Aim>
Quote the data below in full, minus the images.
━━━━
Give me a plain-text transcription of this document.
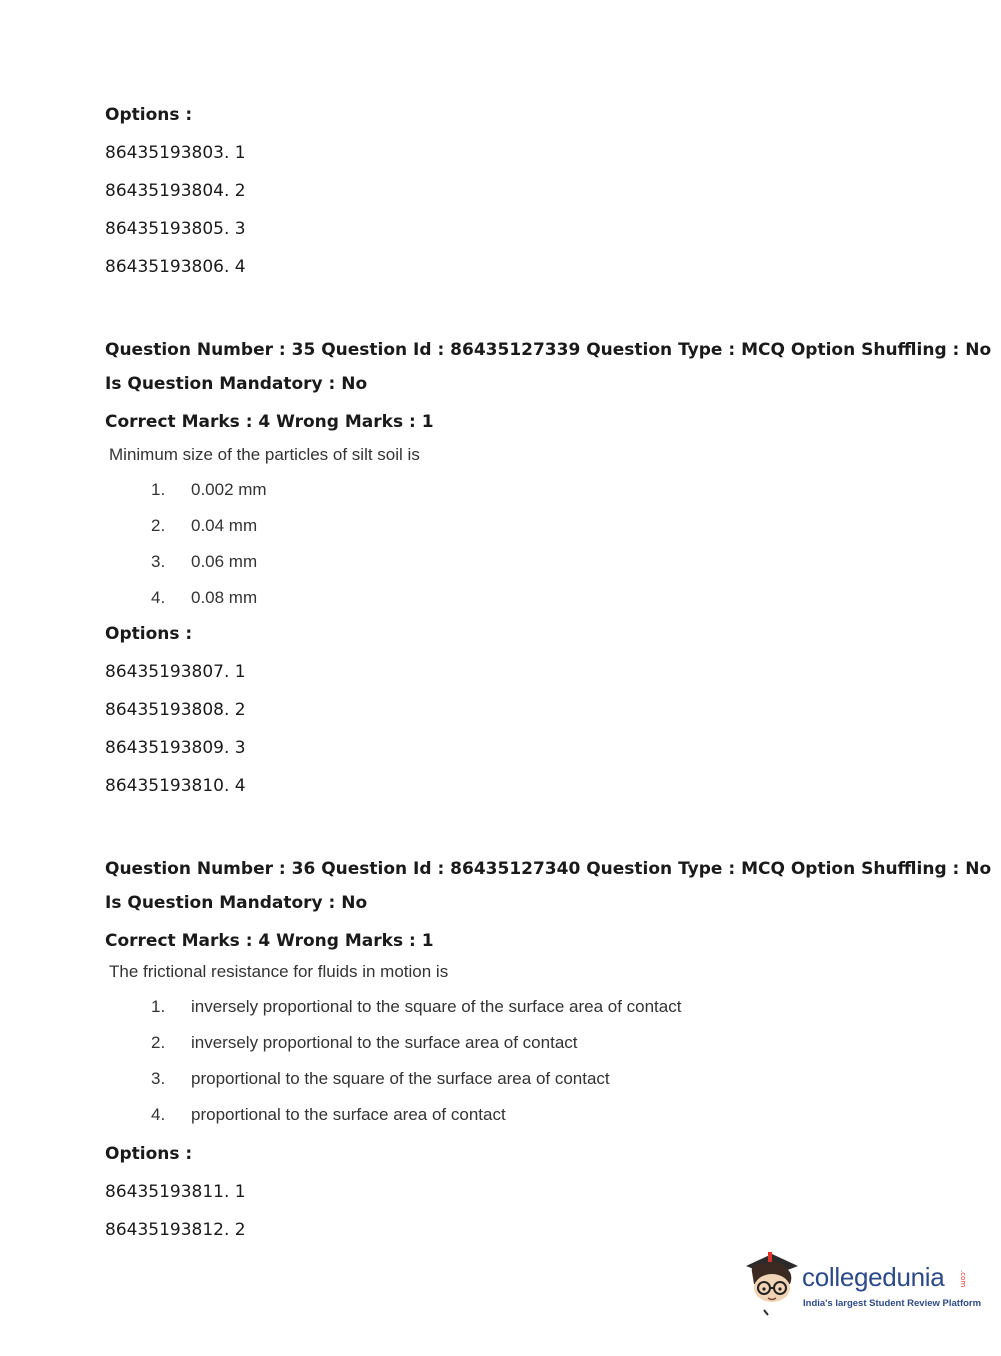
Options :
86435193803. 1
86435193804. 2
86435193805. 3
86435193806. 4
Question Number : 35 Question Id : 86435127339 Question Type : MCQ Option Shuffling : No
Is Question Mandatory : No
Correct Marks : 4 Wrong Marks : 1
Minimum size of the particles of silt soil is
1. 0.002 mm
2. 0.04 mm
3. 0.06 mm
4. 0.08 mm
Options :
86435193807. 1
86435193808. 2
86435193809. 3
86435193810. 4
Question Number : 36 Question Id : 86435127340 Question Type : MCQ Option Shuffling : No
Is Question Mandatory : No
Correct Marks : 4 Wrong Marks : 1
The frictional resistance for fluids in motion is
1. inversely proportional to the square of the surface area of contact
2. inversely proportional to the surface area of contact
3. proportional to the square of the surface area of contact
4. proportional to the surface area of contact
Options :
86435193811. 1
86435193812. 2
collegedunia .com
India's largest Student Review Platform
━━━━
Response below>
Give me a plain-text transcription of this document.
Options :
86435193803. 1
86435193804. 2
86435193805. 3
86435193806. 4
Question Number : 35 Question Id : 86435127339 Question Type : MCQ Option Shuffling : No
Is Question Mandatory : No
Correct Marks : 4 Wrong Marks : 1
Minimum size of the particles of silt soil is
1. 0.002 mm
2. 0.04 mm
3. 0.06 mm
4. 0.08 mm
Options :
86435193807. 1
86435193808. 2
86435193809. 3
86435193810. 4
Question Number : 36 Question Id : 86435127340 Question Type : MCQ Option Shuffling : No
Is Question Mandatory : No
Correct Marks : 4 Wrong Marks : 1
The frictional resistance for fluids in motion is
1. inversely proportional to the square of the surface area of contact
2. inversely proportional to the surface area of contact
3. proportional to the square of the surface area of contact
4. proportional to the surface area of contact
Options :
86435193811. 1
86435193812. 2
collegedunia .com
India's largest Student Review Platform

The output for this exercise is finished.